> RECORDS PROVIDED
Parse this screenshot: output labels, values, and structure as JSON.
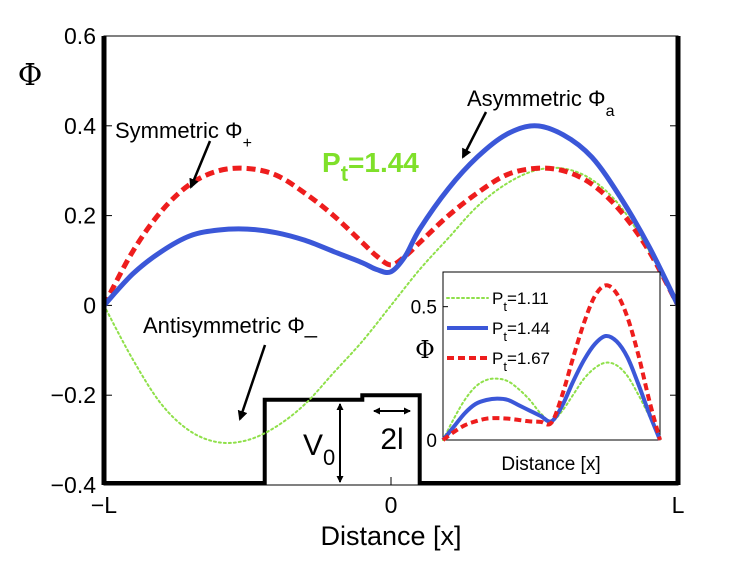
{
  "chart_data": [
    {
      "type": "line",
      "title": "",
      "xlabel": "Distance  [x]",
      "ylabel": "Φ",
      "ylim": [
        -0.4,
        0.6
      ],
      "x_ticks": [
        {
          "pos": 0,
          "label": "−L"
        },
        {
          "pos": 1,
          "label": "0"
        },
        {
          "pos": 2,
          "label": "L"
        }
      ],
      "y_ticks": [
        {
          "value": -0.4,
          "label": "−0.4"
        },
        {
          "value": -0.2,
          "label": "−0.2"
        },
        {
          "value": 0,
          "label": "0"
        },
        {
          "value": 0.2,
          "label": "0.2"
        },
        {
          "value": 0.4,
          "label": "0.4"
        },
        {
          "value": 0.6,
          "label": "0.6"
        }
      ],
      "series": [
        {
          "name": "Symmetric Φ+",
          "style": "dashed",
          "color": "#ee1d1d",
          "x": [
            0,
            0.1,
            0.2,
            0.3,
            0.4,
            0.5,
            0.6,
            0.7,
            0.8,
            0.9,
            0.95,
            1.0,
            1.05,
            1.1,
            1.2,
            1.3,
            1.4,
            1.5,
            1.6,
            1.7,
            1.8,
            1.9,
            2.0
          ],
          "values": [
            0,
            0.12,
            0.21,
            0.27,
            0.3,
            0.305,
            0.29,
            0.25,
            0.2,
            0.14,
            0.11,
            0.09,
            0.11,
            0.14,
            0.2,
            0.25,
            0.29,
            0.305,
            0.3,
            0.27,
            0.21,
            0.12,
            0
          ]
        },
        {
          "name": "Asymmetric Φa",
          "style": "solid",
          "color": "#3b57d8",
          "x": [
            0,
            0.1,
            0.2,
            0.3,
            0.4,
            0.5,
            0.6,
            0.7,
            0.8,
            0.9,
            0.95,
            1.0,
            1.05,
            1.1,
            1.2,
            1.3,
            1.4,
            1.5,
            1.6,
            1.7,
            1.8,
            1.9,
            2.0
          ],
          "values": [
            0,
            0.07,
            0.12,
            0.155,
            0.168,
            0.17,
            0.162,
            0.145,
            0.12,
            0.095,
            0.08,
            0.075,
            0.11,
            0.17,
            0.26,
            0.33,
            0.38,
            0.4,
            0.38,
            0.33,
            0.24,
            0.13,
            0
          ]
        },
        {
          "name": "Antisymmetric Φ−",
          "style": "dotted",
          "color": "#8fe04a",
          "x": [
            0,
            0.1,
            0.2,
            0.3,
            0.4,
            0.5,
            0.6,
            0.7,
            0.8,
            0.9,
            1.0,
            1.1,
            1.2,
            1.3,
            1.4,
            1.5,
            1.6,
            1.7,
            1.8,
            1.9,
            2.0
          ],
          "values": [
            0,
            -0.12,
            -0.22,
            -0.28,
            -0.305,
            -0.3,
            -0.27,
            -0.22,
            -0.15,
            -0.08,
            0,
            0.08,
            0.15,
            0.22,
            0.27,
            0.3,
            0.305,
            0.28,
            0.22,
            0.12,
            0
          ]
        }
      ],
      "potential_profile": {
        "x": [
          0,
          0.56,
          0.56,
          0.9,
          0.9,
          1.1,
          1.1,
          2.0
        ],
        "values": [
          -0.4,
          -0.4,
          -0.21,
          -0.21,
          -0.2,
          -0.2,
          -0.4,
          -0.4
        ]
      },
      "annotations": {
        "symmetric": "Symmetric Φ",
        "symmetric_sub": "+",
        "asymmetric": "Asymmetric Φ",
        "asymmetric_sub": "a",
        "antisymmetric": "Antisymmetric Φ_",
        "pt_main": "P",
        "pt_sub": "t",
        "pt_value": "=1.44",
        "pt_color": "#7fe02a",
        "v0_main": "V",
        "v0_sub": "0",
        "width_label": "2l"
      }
    },
    {
      "type": "line",
      "title": "",
      "xlabel": "Distance  [x]",
      "ylabel": "Φ",
      "y_ticks": [
        {
          "value": 0,
          "label": "0"
        },
        {
          "value": 0.5,
          "label": "0.5"
        }
      ],
      "ylim": [
        0,
        0.63
      ],
      "legend": [
        {
          "main": "P",
          "sub": "t",
          "value": "=1.11",
          "style": "dotted",
          "color": "#8fe04a"
        },
        {
          "main": "P",
          "sub": "t",
          "value": "=1.44",
          "style": "solid",
          "color": "#3b57d8"
        },
        {
          "main": "P",
          "sub": "t",
          "value": "=1.67",
          "style": "dashed",
          "color": "#ee1d1d"
        }
      ],
      "series": [
        {
          "name": "Pt=1.11",
          "style": "dotted",
          "color": "#8fe04a",
          "x": [
            0,
            0.05,
            0.1,
            0.15,
            0.2,
            0.25,
            0.3,
            0.35,
            0.4,
            0.45,
            0.5,
            0.55,
            0.6,
            0.65,
            0.7,
            0.75,
            0.8,
            0.85,
            0.9,
            0.95,
            1.0
          ],
          "values": [
            0,
            0.08,
            0.15,
            0.2,
            0.225,
            0.23,
            0.22,
            0.19,
            0.15,
            0.1,
            0.07,
            0.11,
            0.17,
            0.23,
            0.27,
            0.29,
            0.28,
            0.24,
            0.17,
            0.09,
            0
          ]
        },
        {
          "name": "Pt=1.44",
          "style": "solid",
          "color": "#3b57d8",
          "x": [
            0,
            0.05,
            0.1,
            0.15,
            0.2,
            0.25,
            0.3,
            0.35,
            0.4,
            0.45,
            0.5,
            0.55,
            0.6,
            0.65,
            0.7,
            0.75,
            0.8,
            0.85,
            0.9,
            0.95,
            1.0
          ],
          "values": [
            0,
            0.05,
            0.1,
            0.135,
            0.15,
            0.155,
            0.15,
            0.13,
            0.11,
            0.09,
            0.07,
            0.13,
            0.22,
            0.3,
            0.36,
            0.39,
            0.37,
            0.31,
            0.21,
            0.1,
            0
          ]
        },
        {
          "name": "Pt=1.67",
          "style": "dashed",
          "color": "#ee1d1d",
          "x": [
            0,
            0.05,
            0.1,
            0.15,
            0.2,
            0.25,
            0.3,
            0.35,
            0.4,
            0.45,
            0.5,
            0.55,
            0.6,
            0.65,
            0.7,
            0.75,
            0.8,
            0.85,
            0.9,
            0.95,
            1.0
          ],
          "values": [
            0,
            0.03,
            0.055,
            0.07,
            0.08,
            0.082,
            0.08,
            0.075,
            0.07,
            0.068,
            0.065,
            0.17,
            0.31,
            0.44,
            0.54,
            0.58,
            0.55,
            0.46,
            0.32,
            0.15,
            0
          ]
        }
      ]
    }
  ]
}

> WHAT THIS TASK INVOLVES
Transcribe the listing in full. Omit the pictures and keep every line exact.

> THE COMPLETED TASK
Parse this screenshot: output labels, values, and structure as JSON.
{
  "chart_data": [
    {
      "type": "line",
      "title": "",
      "xlabel": "Distance  [x]",
      "ylabel": "Φ",
      "ylim": [
        -0.4,
        0.6
      ],
      "x_ticks": [
        {
          "pos": 0,
          "label": "−L"
        },
        {
          "pos": 1,
          "label": "0"
        },
        {
          "pos": 2,
          "label": "L"
        }
      ],
      "y_ticks": [
        {
          "value": -0.4,
          "label": "−0.4"
        },
        {
          "value": -0.2,
          "label": "−0.2"
        },
        {
          "value": 0,
          "label": "0"
        },
        {
          "value": 0.2,
          "label": "0.2"
        },
        {
          "value": 0.4,
          "label": "0.4"
        },
        {
          "value": 0.6,
          "label": "0.6"
        }
      ],
      "series": [
        {
          "name": "Symmetric Φ+",
          "style": "dashed",
          "color": "#ee1d1d",
          "x": [
            0,
            0.1,
            0.2,
            0.3,
            0.4,
            0.5,
            0.6,
            0.7,
            0.8,
            0.9,
            0.95,
            1.0,
            1.05,
            1.1,
            1.2,
            1.3,
            1.4,
            1.5,
            1.6,
            1.7,
            1.8,
            1.9,
            2.0
          ],
          "values": [
            0,
            0.12,
            0.21,
            0.27,
            0.3,
            0.305,
            0.29,
            0.25,
            0.2,
            0.14,
            0.11,
            0.09,
            0.11,
            0.14,
            0.2,
            0.25,
            0.29,
            0.305,
            0.3,
            0.27,
            0.21,
            0.12,
            0
          ]
        },
        {
          "name": "Asymmetric Φa",
          "style": "solid",
          "color": "#3b57d8",
          "x": [
            0,
            0.1,
            0.2,
            0.3,
            0.4,
            0.5,
            0.6,
            0.7,
            0.8,
            0.9,
            0.95,
            1.0,
            1.05,
            1.1,
            1.2,
            1.3,
            1.4,
            1.5,
            1.6,
            1.7,
            1.8,
            1.9,
            2.0
          ],
          "values": [
            0,
            0.07,
            0.12,
            0.155,
            0.168,
            0.17,
            0.162,
            0.145,
            0.12,
            0.095,
            0.08,
            0.075,
            0.11,
            0.17,
            0.26,
            0.33,
            0.38,
            0.4,
            0.38,
            0.33,
            0.24,
            0.13,
            0
          ]
        },
        {
          "name": "Antisymmetric Φ−",
          "style": "dotted",
          "color": "#8fe04a",
          "x": [
            0,
            0.1,
            0.2,
            0.3,
            0.4,
            0.5,
            0.6,
            0.7,
            0.8,
            0.9,
            1.0,
            1.1,
            1.2,
            1.3,
            1.4,
            1.5,
            1.6,
            1.7,
            1.8,
            1.9,
            2.0
          ],
          "values": [
            0,
            -0.12,
            -0.22,
            -0.28,
            -0.305,
            -0.3,
            -0.27,
            -0.22,
            -0.15,
            -0.08,
            0,
            0.08,
            0.15,
            0.22,
            0.27,
            0.3,
            0.305,
            0.28,
            0.22,
            0.12,
            0
          ]
        }
      ],
      "potential_profile": {
        "x": [
          0,
          0.56,
          0.56,
          0.9,
          0.9,
          1.1,
          1.1,
          2.0
        ],
        "values": [
          -0.4,
          -0.4,
          -0.21,
          -0.21,
          -0.2,
          -0.2,
          -0.4,
          -0.4
        ]
      },
      "annotations": {
        "symmetric": "Symmetric Φ",
        "symmetric_sub": "+",
        "asymmetric": "Asymmetric Φ",
        "asymmetric_sub": "a",
        "antisymmetric": "Antisymmetric Φ_",
        "pt_main": "P",
        "pt_sub": "t",
        "pt_value": "=1.44",
        "pt_color": "#7fe02a",
        "v0_main": "V",
        "v0_sub": "0",
        "width_label": "2l"
      }
    },
    {
      "type": "line",
      "title": "",
      "xlabel": "Distance  [x]",
      "ylabel": "Φ",
      "y_ticks": [
        {
          "value": 0,
          "label": "0"
        },
        {
          "value": 0.5,
          "label": "0.5"
        }
      ],
      "ylim": [
        0,
        0.63
      ],
      "legend": [
        {
          "main": "P",
          "sub": "t",
          "value": "=1.11",
          "style": "dotted",
          "color": "#8fe04a"
        },
        {
          "main": "P",
          "sub": "t",
          "value": "=1.44",
          "style": "solid",
          "color": "#3b57d8"
        },
        {
          "main": "P",
          "sub": "t",
          "value": "=1.67",
          "style": "dashed",
          "color": "#ee1d1d"
        }
      ],
      "series": [
        {
          "name": "Pt=1.11",
          "style": "dotted",
          "color": "#8fe04a",
          "x": [
            0,
            0.05,
            0.1,
            0.15,
            0.2,
            0.25,
            0.3,
            0.35,
            0.4,
            0.45,
            0.5,
            0.55,
            0.6,
            0.65,
            0.7,
            0.75,
            0.8,
            0.85,
            0.9,
            0.95,
            1.0
          ],
          "values": [
            0,
            0.08,
            0.15,
            0.2,
            0.225,
            0.23,
            0.22,
            0.19,
            0.15,
            0.1,
            0.07,
            0.11,
            0.17,
            0.23,
            0.27,
            0.29,
            0.28,
            0.24,
            0.17,
            0.09,
            0
          ]
        },
        {
          "name": "Pt=1.44",
          "style": "solid",
          "color": "#3b57d8",
          "x": [
            0,
            0.05,
            0.1,
            0.15,
            0.2,
            0.25,
            0.3,
            0.35,
            0.4,
            0.45,
            0.5,
            0.55,
            0.6,
            0.65,
            0.7,
            0.75,
            0.8,
            0.85,
            0.9,
            0.95,
            1.0
          ],
          "values": [
            0,
            0.05,
            0.1,
            0.135,
            0.15,
            0.155,
            0.15,
            0.13,
            0.11,
            0.09,
            0.07,
            0.13,
            0.22,
            0.3,
            0.36,
            0.39,
            0.37,
            0.31,
            0.21,
            0.1,
            0
          ]
        },
        {
          "name": "Pt=1.67",
          "style": "dashed",
          "color": "#ee1d1d",
          "x": [
            0,
            0.05,
            0.1,
            0.15,
            0.2,
            0.25,
            0.3,
            0.35,
            0.4,
            0.45,
            0.5,
            0.55,
            0.6,
            0.65,
            0.7,
            0.75,
            0.8,
            0.85,
            0.9,
            0.95,
            1.0
          ],
          "values": [
            0,
            0.03,
            0.055,
            0.07,
            0.08,
            0.082,
            0.08,
            0.075,
            0.07,
            0.068,
            0.065,
            0.17,
            0.31,
            0.44,
            0.54,
            0.58,
            0.55,
            0.46,
            0.32,
            0.15,
            0
          ]
        }
      ]
    }
  ]
}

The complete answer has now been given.